### Extracted information ###
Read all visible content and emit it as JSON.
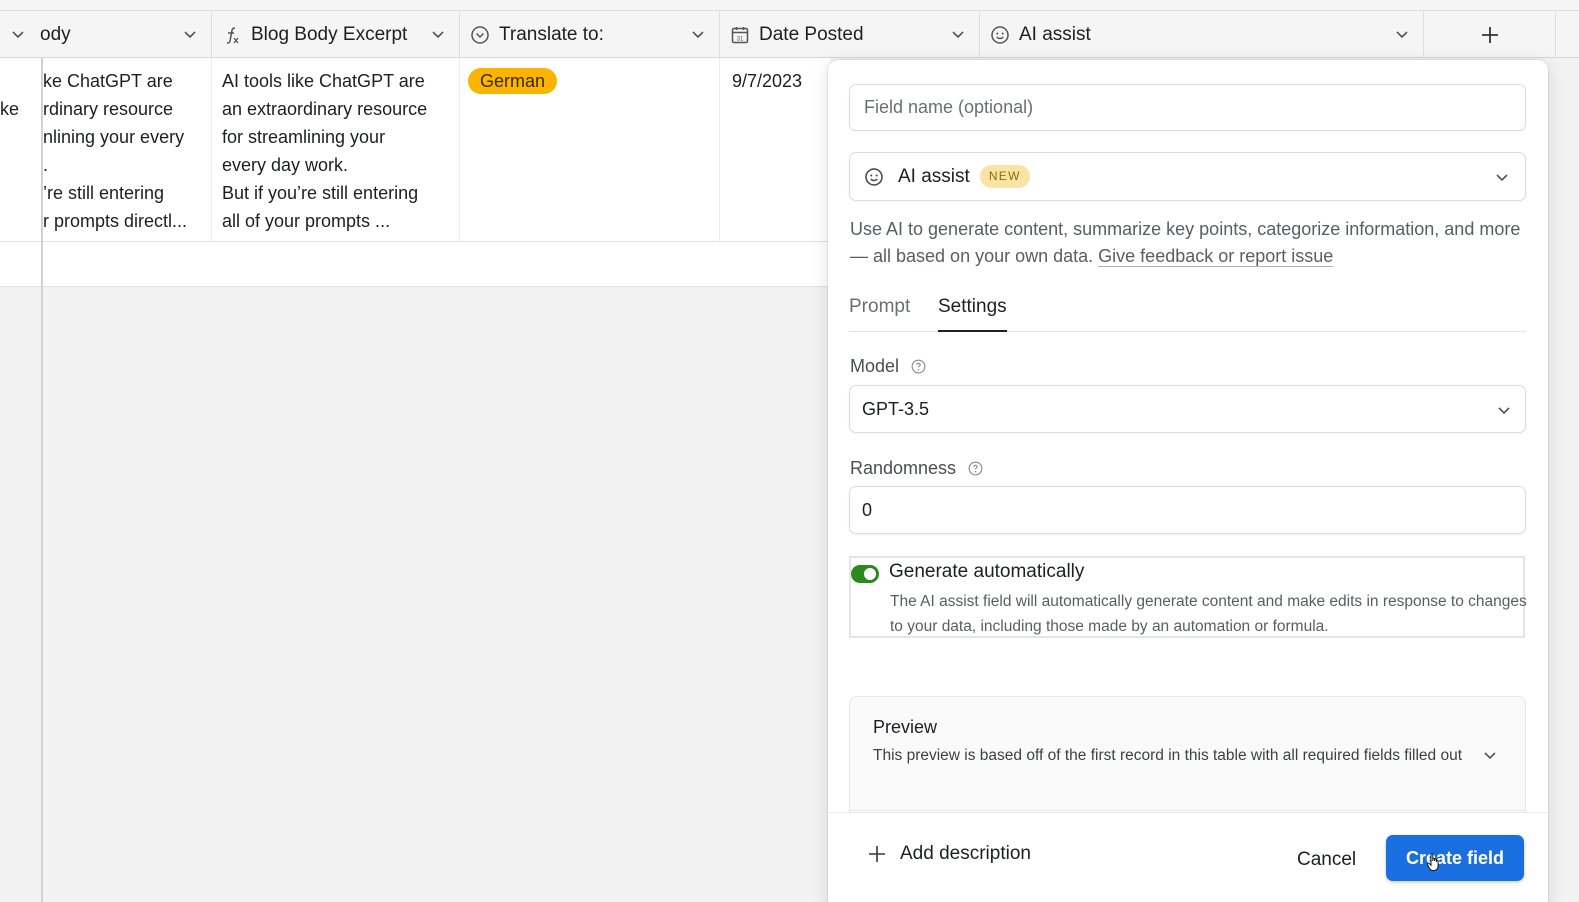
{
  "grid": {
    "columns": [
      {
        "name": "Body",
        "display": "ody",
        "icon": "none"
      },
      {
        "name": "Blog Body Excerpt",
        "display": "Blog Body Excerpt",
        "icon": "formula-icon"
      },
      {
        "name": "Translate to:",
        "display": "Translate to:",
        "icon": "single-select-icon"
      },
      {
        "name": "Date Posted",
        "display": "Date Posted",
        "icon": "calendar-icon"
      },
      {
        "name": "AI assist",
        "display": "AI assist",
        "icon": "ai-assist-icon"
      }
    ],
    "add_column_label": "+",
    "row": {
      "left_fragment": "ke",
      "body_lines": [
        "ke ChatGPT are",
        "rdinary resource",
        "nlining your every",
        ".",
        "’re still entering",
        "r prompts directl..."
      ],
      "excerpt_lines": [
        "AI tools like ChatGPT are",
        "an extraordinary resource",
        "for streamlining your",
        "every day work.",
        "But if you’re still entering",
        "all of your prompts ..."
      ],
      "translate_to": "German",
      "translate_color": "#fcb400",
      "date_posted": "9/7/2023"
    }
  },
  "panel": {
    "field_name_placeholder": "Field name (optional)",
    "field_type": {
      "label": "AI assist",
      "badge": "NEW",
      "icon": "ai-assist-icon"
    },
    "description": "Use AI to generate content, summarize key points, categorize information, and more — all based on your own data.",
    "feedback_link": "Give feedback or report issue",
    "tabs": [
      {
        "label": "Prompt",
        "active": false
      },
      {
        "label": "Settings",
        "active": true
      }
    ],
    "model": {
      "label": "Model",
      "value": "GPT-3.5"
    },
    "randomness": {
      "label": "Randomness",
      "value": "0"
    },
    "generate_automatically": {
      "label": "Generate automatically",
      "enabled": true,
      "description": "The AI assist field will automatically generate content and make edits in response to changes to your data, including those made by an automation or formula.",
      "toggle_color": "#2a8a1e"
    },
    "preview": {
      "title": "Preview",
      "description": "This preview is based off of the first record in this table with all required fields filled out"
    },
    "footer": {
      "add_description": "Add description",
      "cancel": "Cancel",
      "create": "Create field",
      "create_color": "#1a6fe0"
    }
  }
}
###
§ **Task**
In the listing above, find the lines holding the word "Blog" and copy them.

§ **The output**
        "name": "Blog Body Excerpt",
        "display": "Blog Body Excerpt",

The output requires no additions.